_WHAT TO WORK ON_. Update the stretch of the end-of-life care text from "Oster is by" through "their informed consent.", putting "the hard decision" in place of "the difficult choice".

When doing everything means doing less

For Randi Oster, patient advocate and Right Care Alliance member, the hardest part of her father’s cancer wasn’t getting him through treatment – it was getting his doctors to listen to what he wanted.

As Oster writes in a Washington Post op-ed, even though her father kept saying he did not want chemo and radiation to treat his terminal brain cancer, their family felt enormous pressure to do “everything they could” to prolong his life. It wasn’t until their family realized that he would live only six months longer with surgery, and have to endure chemo, radiation, and other side effects, that they realized that surgery was the wrong choice.  

“He preferred eight weeks of being with his family over eight months of disability and unpleasant treatments,” writes Oster. 

Oster is by no means the only family dealing with the difficult choice of what treatment to give their loved ones facing a limited life span. Her op-ed garnered hundreds of comments from families going through the same challenge. A recent Kaiser Health News article highlights the widespread practice of older patients undergoing surgery from which they are unlikely to benefit. Even patients who repeatedly voice their desire against more medical intervention, or sign a DNR, can find themselves in surgery or having a procedure without their informed consent. 

When it comes to end-of-life care, we have a crisis of communication. Most older patients with limited life expectancy would decline surgery to prolong their life if the outcome were severe functional impairment. However, in the moment when we have to decide whether or not to have surgery, the decision becomes very stressful and information gets lost. Often patients and their families aren’t aware of the likelihood of functional impairment after surgery – they believe that a successful surgery would mean “going back to normal.” Doctors’ descriptions of what is likely to happen after surgery can be vague, or focus on the acute problem (“We can fix this”) rather than looking at how the intervention would affect the patient as a whole.

Stored data
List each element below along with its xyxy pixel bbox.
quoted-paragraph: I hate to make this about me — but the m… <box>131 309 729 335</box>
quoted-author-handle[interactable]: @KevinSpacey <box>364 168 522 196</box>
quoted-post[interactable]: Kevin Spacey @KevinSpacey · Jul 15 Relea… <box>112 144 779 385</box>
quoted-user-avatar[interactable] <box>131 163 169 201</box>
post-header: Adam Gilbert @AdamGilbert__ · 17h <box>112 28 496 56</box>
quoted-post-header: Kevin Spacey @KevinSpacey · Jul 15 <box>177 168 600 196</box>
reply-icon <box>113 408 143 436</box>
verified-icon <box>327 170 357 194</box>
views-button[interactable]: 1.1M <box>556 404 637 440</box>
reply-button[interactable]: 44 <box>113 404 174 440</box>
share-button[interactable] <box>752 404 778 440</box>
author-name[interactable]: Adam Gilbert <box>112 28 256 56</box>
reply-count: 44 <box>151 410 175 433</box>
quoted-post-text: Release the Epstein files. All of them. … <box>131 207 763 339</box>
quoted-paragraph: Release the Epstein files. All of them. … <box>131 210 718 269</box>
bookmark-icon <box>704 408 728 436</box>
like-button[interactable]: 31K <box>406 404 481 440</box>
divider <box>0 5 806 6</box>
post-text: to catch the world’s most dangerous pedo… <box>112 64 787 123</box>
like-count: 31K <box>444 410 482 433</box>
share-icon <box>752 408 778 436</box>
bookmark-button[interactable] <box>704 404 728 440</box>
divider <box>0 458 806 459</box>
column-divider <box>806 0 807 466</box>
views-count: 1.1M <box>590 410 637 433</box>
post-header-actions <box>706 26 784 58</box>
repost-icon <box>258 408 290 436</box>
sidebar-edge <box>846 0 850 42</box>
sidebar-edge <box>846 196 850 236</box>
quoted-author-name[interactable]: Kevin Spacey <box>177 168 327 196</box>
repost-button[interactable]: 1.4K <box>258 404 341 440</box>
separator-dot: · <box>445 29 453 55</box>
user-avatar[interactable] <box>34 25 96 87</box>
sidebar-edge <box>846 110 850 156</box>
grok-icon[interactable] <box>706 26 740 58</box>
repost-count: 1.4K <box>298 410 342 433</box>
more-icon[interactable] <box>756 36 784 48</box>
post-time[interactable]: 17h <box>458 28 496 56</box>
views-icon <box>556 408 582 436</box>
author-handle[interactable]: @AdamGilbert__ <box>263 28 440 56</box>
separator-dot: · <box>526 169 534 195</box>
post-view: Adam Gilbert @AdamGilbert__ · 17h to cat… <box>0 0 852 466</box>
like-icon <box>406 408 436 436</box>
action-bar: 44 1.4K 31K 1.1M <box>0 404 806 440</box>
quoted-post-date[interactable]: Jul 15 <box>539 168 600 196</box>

_THE COMPLETED TASK_.
Oster is by no means the only family dealing with the hard decision of what treatment to give their loved ones facing a limited life span. Her op-ed garnered hundreds of comments from families going through the same challenge. A recent Kaiser Health News article highlights the widespread practice of older patients undergoing surgery from which they are unlikely to benefit. Even patients who repeatedly voice their desire against more medical intervention, or sign a DNR, can find themselves in surgery or having a procedure without their informed consent.